======== The input
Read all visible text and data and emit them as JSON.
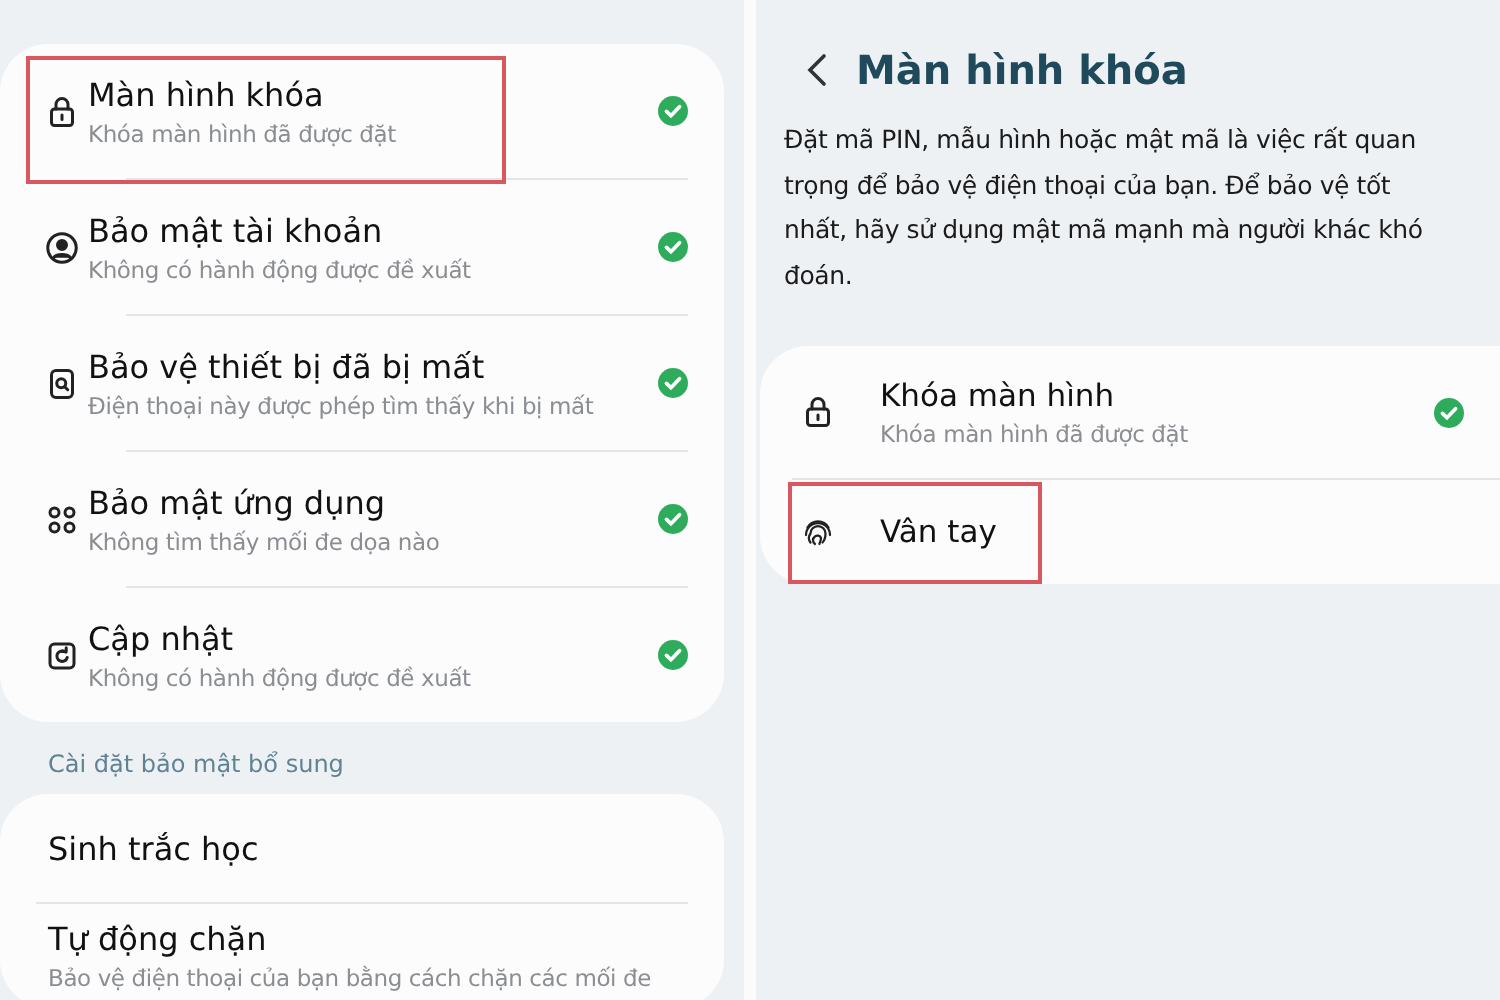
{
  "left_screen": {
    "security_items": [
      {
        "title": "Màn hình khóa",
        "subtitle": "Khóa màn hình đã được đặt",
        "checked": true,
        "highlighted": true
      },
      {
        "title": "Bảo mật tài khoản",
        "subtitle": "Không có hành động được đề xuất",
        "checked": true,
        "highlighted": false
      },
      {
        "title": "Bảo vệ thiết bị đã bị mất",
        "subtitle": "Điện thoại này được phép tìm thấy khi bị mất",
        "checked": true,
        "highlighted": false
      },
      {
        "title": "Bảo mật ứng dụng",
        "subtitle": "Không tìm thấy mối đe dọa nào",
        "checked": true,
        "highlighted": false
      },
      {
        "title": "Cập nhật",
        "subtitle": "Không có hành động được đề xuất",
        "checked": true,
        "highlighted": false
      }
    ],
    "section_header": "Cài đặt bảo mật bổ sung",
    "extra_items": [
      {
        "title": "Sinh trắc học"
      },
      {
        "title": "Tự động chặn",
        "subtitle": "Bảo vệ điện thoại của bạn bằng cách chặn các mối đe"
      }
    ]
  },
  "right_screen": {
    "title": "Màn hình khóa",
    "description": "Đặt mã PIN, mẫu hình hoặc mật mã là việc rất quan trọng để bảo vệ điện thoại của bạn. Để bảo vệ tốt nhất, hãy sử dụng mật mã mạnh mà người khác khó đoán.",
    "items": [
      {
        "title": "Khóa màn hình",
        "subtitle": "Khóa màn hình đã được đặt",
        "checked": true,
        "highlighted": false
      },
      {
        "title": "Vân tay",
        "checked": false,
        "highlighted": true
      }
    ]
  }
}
================
======== The input
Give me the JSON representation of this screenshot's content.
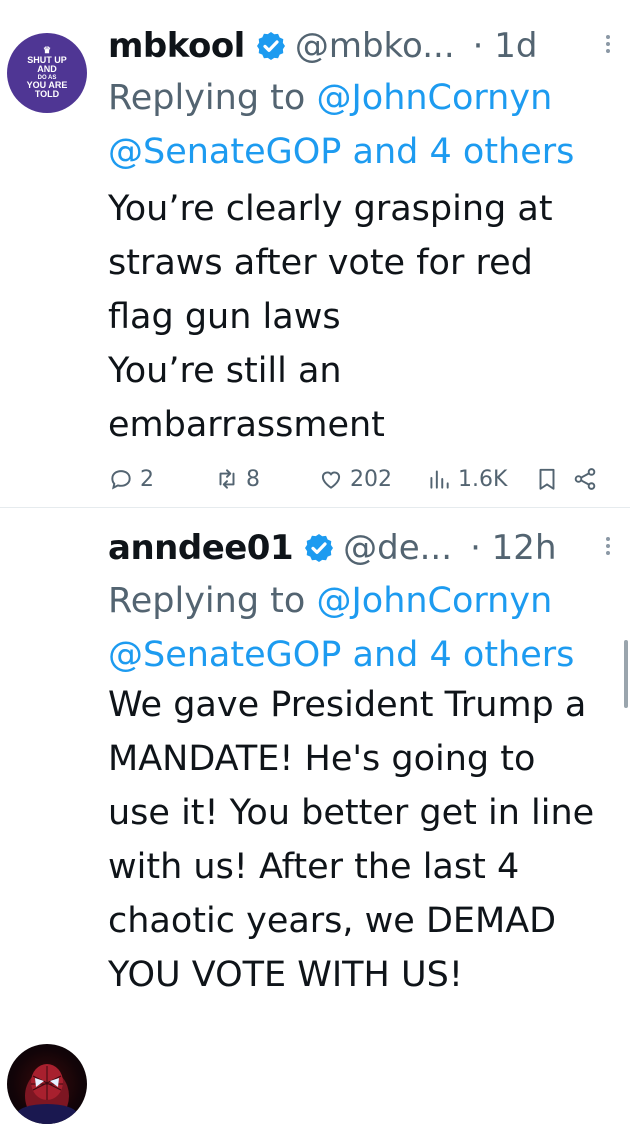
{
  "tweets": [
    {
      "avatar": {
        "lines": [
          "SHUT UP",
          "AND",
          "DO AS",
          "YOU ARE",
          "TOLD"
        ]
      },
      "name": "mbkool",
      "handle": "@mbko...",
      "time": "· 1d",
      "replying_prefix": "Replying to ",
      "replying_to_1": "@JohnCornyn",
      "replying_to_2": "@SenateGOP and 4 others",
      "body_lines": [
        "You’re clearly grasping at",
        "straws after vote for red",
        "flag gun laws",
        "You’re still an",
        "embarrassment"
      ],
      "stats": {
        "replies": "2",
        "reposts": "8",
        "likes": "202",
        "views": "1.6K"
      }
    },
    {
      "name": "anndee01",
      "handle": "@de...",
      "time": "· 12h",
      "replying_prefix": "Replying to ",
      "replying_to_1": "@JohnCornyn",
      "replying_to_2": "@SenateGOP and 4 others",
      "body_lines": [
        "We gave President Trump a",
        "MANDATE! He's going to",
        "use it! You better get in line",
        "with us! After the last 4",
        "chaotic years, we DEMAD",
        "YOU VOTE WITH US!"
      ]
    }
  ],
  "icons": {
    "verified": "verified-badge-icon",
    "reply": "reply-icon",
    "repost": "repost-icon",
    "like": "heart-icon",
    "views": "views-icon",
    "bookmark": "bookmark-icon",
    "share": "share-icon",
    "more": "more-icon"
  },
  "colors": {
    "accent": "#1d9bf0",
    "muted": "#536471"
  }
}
================
* _Exercise instructions_
Your answer should be a single number: the count of lines that contain "thoại".

* _Reply_
3